> **WHAT THE TASK ASKS**
Retype the material below. Keep every word exactly as it is.
---+---
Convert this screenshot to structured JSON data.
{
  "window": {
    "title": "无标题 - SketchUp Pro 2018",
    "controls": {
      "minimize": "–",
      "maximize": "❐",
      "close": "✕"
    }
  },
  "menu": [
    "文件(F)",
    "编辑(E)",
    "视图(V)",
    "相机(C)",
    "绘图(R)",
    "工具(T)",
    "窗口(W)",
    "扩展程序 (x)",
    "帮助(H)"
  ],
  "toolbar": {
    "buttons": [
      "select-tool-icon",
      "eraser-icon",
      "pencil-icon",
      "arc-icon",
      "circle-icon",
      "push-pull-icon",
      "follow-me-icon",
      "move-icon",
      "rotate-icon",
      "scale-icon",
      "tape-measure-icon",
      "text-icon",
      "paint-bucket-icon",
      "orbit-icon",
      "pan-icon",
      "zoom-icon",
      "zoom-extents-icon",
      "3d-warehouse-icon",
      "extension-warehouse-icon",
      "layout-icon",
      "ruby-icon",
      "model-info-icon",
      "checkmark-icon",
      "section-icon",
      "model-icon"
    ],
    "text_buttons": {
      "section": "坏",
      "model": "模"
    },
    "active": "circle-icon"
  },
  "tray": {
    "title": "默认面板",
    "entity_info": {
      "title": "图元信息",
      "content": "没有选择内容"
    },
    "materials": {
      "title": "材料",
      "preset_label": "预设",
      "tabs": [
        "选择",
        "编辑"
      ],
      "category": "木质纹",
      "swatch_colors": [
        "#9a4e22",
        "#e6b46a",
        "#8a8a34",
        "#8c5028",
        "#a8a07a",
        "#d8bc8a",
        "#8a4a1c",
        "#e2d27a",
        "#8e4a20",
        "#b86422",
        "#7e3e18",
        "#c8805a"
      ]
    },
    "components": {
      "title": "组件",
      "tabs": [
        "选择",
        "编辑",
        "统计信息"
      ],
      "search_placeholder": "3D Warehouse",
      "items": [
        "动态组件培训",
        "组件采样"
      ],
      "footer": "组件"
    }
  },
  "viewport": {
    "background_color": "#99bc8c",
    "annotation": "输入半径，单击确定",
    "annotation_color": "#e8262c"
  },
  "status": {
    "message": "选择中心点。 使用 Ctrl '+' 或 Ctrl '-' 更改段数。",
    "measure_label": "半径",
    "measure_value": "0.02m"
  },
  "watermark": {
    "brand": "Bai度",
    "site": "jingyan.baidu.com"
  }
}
---+---
> **EXERCISE RESPONSE**
Convert this screenshot to structured JSON data.
{
  "window": {
    "title": "无标题 - SketchUp Pro 2018",
    "controls": {
      "minimize": "–",
      "maximize": "❐",
      "close": "✕"
    }
  },
  "menu": [
    "文件(F)",
    "编辑(E)",
    "视图(V)",
    "相机(C)",
    "绘图(R)",
    "工具(T)",
    "窗口(W)",
    "扩展程序 (x)",
    "帮助(H)"
  ],
  "toolbar": {
    "buttons": [
      "select-tool-icon",
      "eraser-icon",
      "pencil-icon",
      "arc-icon",
      "circle-icon",
      "push-pull-icon",
      "follow-me-icon",
      "move-icon",
      "rotate-icon",
      "scale-icon",
      "tape-measure-icon",
      "text-icon",
      "paint-bucket-icon",
      "orbit-icon",
      "pan-icon",
      "zoom-icon",
      "zoom-extents-icon",
      "3d-warehouse-icon",
      "extension-warehouse-icon",
      "layout-icon",
      "ruby-icon",
      "model-info-icon",
      "checkmark-icon",
      "section-icon",
      "model-icon"
    ],
    "text_buttons": {
      "section": "坏",
      "model": "模"
    },
    "active": "circle-icon"
  },
  "tray": {
    "title": "默认面板",
    "entity_info": {
      "title": "图元信息",
      "content": "没有选择内容"
    },
    "materials": {
      "title": "材料",
      "preset_label": "预设",
      "tabs": [
        "选择",
        "编辑"
      ],
      "category": "木质纹",
      "swatch_colors": [
        "#9a4e22",
        "#e6b46a",
        "#8a8a34",
        "#8c5028",
        "#a8a07a",
        "#d8bc8a",
        "#8a4a1c",
        "#e2d27a",
        "#8e4a20",
        "#b86422",
        "#7e3e18",
        "#c8805a"
      ]
    },
    "components": {
      "title": "组件",
      "tabs": [
        "选择",
        "编辑",
        "统计信息"
      ],
      "search_placeholder": "3D Warehouse",
      "items": [
        "动态组件培训",
        "组件采样"
      ],
      "footer": "组件"
    }
  },
  "viewport": {
    "background_color": "#99bc8c",
    "annotation": "输入半径，单击确定",
    "annotation_color": "#e8262c"
  },
  "status": {
    "message": "选择中心点。 使用 Ctrl '+' 或 Ctrl '-' 更改段数。",
    "measure_label": "半径",
    "measure_value": "0.02m"
  },
  "watermark": {
    "brand": "Bai度",
    "site": "jingyan.baidu.com"
  }
}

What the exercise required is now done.